**Halaman:**
########

Ubah Paradigma Kampanye Hukum dan HAM

Ubah Paradigma Kampanye Hukum dan HAM
Ubah Paradigma Kampanye Hukum dan HAM

jpnn.com - JAKARTA—Menteri Hukum dan Hak Asasi Manusia (HAM) RI Andi Mattalatta menegaskan, paradigma kampanye hukum dan HAM dewasa ini perlu diubah. Yakni dari elitis menjadi populis dan dari parsial menjadi terintegrasi dengan harmonis.

Perubahan paradigma ini menjadi penting, kata Andi Mattalatta, selain untuk menumbuhkembangkan kesadaran warga negara tentang makna penting hukum dan hak-hak warga yang asasi, juga pada sisi lain untuk membuka partisipasi publik bagi pembangunan hukum dan HAM.

Dikatakan, untuk mewujudkan kampanye hukum dan HAM yang populis, setidaknya terdapat dua hal yang perlu mendapat perhatian. Pertama, perlu disadari kampanye tentang kesadaran hukum dan HAM bukanlah gerakan atau tindakan yang menghasilkan efek besar dan segera (big and immadiate effect). Kampanye tentang hukum dan HAM menurutnya, lebih cenderung memiliki efek yang halus (subtle effect). Hal ini dikarenakan persoalan kesadaran hukum dan HAM merupakan persoalan mental yang melibatkan kesadaran, karakter dan kemauan.

########

**Butir:**
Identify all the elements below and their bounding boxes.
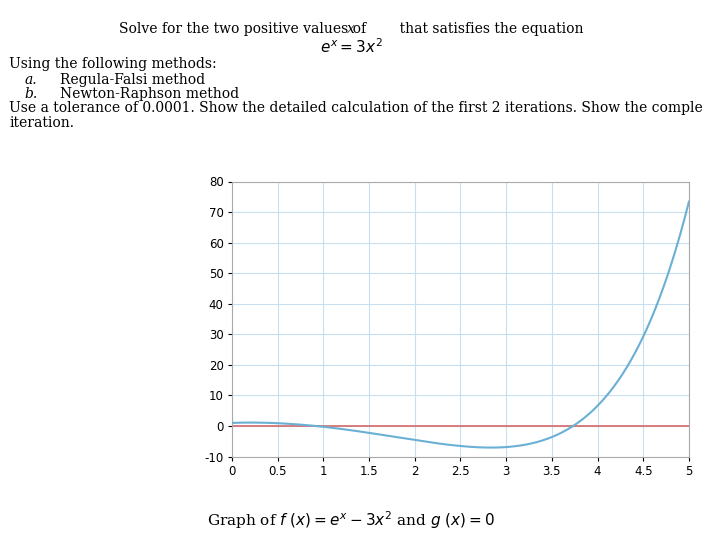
Text: Using the following methods:: Using the following methods: — [9, 57, 217, 71]
Text: Regula-Falsi method: Regula-Falsi method — [60, 73, 205, 86]
Text: a.: a. — [25, 73, 37, 86]
Text: b.: b. — [25, 87, 38, 101]
Text: iteration.: iteration. — [9, 116, 74, 130]
Text: Use a tolerance of 0.0001. Show the detailed calculation of the first 2 iteratio: Use a tolerance of 0.0001. Show the deta… — [9, 101, 703, 115]
Text: Solve for the two positive values of           that satisfies the equation: Solve for the two positive values of tha… — [120, 22, 583, 36]
Text: Newton-Raphson method: Newton-Raphson method — [60, 87, 239, 101]
Text: x: x — [347, 22, 354, 36]
Text: Graph of $f$ $(x) = e^x - 3x^2$ and $g$ $(x) = 0$: Graph of $f$ $(x) = e^x - 3x^2$ and $g$ … — [207, 509, 496, 531]
Text: $e^x = 3x^2$: $e^x = 3x^2$ — [320, 37, 383, 56]
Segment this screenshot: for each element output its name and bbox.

########

**Latihan:**
a: Jawablah pertanyaan berikut berdasarkan artikel tentang kampanye hukum dan HAM.
(i) Menurut Andi Mattalatta, paradigma kampanye hukum dan HAM perlu diubah dari elitis menjadi apa?
(ii) Efek seperti apa yang menurutnya lebih cenderung dimiliki kampanye tentang hukum dan HAM?
(iii) Persoalan kesadaran hukum dan HAM disebut sebagai persoalan mental yang melibatkan tiga hal. Apa saja ketiganya?
b: Lanjutkan artikel tentang kampanye hukum dan HAM mulai setelah kalimat terakhirnya.

**Hasil Latihan:**
a:
(i) Paradigma itu perlu diubah dari elitis menjadi populis.
(ii) Kampanye itu lebih cenderung memiliki efek yang halus (subtle effect).
(iii) Ketiganya adalah kesadaran, karakter, dan kemauan.

b:
''Karena sifatnya yang halus, maka tolok ukur keberhasilan peningkatan kesadaran hukum dan HAM tidak bisa diletakkan dalam rentang waktu yang sedikit. Sudah seharusnya para pelaku pembangunan hukum dan HAM melakukan sosialisasi dan komunikasi secara terus-menerus dengan masyarakat mengenai program serta kebijakan di bidang hukum dan HAM melalui berbagai kegiatan komunikatif seperti legal expo ini, sehingga nantinya akan menghasilkan generasi berikut (children of tomorro) yang memiliki pemahaman dan kesadaran di bidang hukum dan HAM,'' kata Andi Mattalatta saat membuka acara ''Legal Expo Institusi Pelaku Pembangunan Hukum dan HAM'' di kantor Dephum dan HAM, Rabu (19/11).

Kedua, dengan memudahkan pilihan mental masyarakat. Artinya, pilihan untuk menjadikan hukum dan HAM sebagai entitas strategis adalah pilihan dengan kategori yang rumit (high-involvement). Sekadar membandingkan, kata dia, lawan dari pilihan high-involvement adalah pilihan low-involvement yakni, ketika memilih beberapa produk yang memang memiliki kualitas yang nyaris sama.

''Sebagai contoh, detergen yang memiliki kesamaan kualitas, maka orang akan dengan mudah bisa berganti merk detergen untuk mencuci, karena sejatinya setiap merk detergen memiliki kandungan yang sama. Hal sebaliknya berlaku bagi hukum dan HAM yang notabene termasuk high-involvement,'' ungkapnya.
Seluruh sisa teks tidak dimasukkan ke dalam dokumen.